• THE EXERCISE
How many lines of the data hold the word "this"? State the number and nothing else.

• TASK MATERIAL
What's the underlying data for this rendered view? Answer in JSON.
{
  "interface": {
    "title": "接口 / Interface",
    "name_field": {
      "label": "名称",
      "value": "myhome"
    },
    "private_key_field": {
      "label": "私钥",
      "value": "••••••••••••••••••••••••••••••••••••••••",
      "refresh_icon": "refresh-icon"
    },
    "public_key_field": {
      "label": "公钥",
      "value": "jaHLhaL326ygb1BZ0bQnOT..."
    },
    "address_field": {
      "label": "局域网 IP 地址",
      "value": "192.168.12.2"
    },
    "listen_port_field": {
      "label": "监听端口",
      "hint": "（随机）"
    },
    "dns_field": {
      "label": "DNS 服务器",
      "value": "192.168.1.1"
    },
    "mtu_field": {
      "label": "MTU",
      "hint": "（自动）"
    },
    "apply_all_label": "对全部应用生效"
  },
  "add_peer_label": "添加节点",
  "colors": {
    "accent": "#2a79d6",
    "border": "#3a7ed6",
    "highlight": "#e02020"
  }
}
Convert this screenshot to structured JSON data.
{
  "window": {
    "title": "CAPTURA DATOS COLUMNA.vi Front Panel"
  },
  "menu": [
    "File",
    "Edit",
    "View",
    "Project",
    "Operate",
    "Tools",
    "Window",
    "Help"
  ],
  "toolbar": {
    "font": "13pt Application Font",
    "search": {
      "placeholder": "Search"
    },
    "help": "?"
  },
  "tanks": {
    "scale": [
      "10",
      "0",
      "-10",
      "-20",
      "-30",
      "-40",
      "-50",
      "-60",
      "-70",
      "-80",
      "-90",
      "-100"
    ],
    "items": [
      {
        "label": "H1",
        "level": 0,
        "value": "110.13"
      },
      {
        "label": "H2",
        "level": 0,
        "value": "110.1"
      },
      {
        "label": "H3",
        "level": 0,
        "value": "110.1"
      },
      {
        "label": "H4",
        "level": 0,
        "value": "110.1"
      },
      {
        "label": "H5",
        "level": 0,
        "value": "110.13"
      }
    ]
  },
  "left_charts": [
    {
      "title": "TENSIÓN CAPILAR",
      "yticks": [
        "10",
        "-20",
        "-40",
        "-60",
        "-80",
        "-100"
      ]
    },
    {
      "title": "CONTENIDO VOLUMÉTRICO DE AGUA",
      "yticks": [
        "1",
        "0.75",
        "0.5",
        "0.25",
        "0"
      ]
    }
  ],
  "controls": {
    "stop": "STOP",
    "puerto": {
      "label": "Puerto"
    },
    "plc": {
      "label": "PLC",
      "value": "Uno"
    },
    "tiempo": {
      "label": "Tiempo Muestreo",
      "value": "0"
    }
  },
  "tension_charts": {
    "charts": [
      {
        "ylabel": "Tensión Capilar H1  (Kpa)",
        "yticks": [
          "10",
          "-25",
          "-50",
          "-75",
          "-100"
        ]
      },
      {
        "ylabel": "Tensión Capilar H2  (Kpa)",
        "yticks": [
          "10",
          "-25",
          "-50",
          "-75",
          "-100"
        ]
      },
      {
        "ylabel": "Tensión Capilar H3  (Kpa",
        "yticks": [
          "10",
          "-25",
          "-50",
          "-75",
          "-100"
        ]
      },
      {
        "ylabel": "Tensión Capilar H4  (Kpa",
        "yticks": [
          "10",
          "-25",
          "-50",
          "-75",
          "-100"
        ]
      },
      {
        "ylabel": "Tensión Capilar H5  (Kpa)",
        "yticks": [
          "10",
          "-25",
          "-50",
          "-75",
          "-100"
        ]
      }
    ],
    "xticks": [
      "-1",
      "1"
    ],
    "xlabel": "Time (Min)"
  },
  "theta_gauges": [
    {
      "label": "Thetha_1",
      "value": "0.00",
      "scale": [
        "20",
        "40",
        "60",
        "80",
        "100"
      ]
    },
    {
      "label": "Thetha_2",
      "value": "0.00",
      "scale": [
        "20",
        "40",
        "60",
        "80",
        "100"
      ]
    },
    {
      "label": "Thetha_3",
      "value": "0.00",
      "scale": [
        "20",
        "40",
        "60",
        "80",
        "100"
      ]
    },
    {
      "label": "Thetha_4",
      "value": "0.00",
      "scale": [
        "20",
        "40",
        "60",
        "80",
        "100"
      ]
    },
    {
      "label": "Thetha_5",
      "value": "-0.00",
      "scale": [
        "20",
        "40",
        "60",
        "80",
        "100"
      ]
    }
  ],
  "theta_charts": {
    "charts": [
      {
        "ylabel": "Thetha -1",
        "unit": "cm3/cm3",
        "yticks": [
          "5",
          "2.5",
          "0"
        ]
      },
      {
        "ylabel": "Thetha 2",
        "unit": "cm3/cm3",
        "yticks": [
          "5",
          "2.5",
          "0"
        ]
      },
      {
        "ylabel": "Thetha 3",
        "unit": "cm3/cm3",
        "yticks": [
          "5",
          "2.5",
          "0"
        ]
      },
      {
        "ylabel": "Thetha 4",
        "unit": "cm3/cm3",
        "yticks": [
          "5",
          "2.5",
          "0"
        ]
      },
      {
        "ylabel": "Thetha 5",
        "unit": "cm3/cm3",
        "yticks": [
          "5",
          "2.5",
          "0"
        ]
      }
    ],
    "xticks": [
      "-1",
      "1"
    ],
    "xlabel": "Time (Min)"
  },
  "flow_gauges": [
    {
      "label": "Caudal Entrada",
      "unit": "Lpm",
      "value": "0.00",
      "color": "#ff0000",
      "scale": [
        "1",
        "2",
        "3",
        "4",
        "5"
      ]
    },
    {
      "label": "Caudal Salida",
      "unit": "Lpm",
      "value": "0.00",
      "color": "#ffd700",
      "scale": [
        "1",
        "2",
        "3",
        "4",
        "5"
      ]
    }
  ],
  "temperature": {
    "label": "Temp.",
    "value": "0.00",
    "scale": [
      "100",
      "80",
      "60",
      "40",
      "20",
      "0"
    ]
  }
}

• PROBLEM SOLUTION
2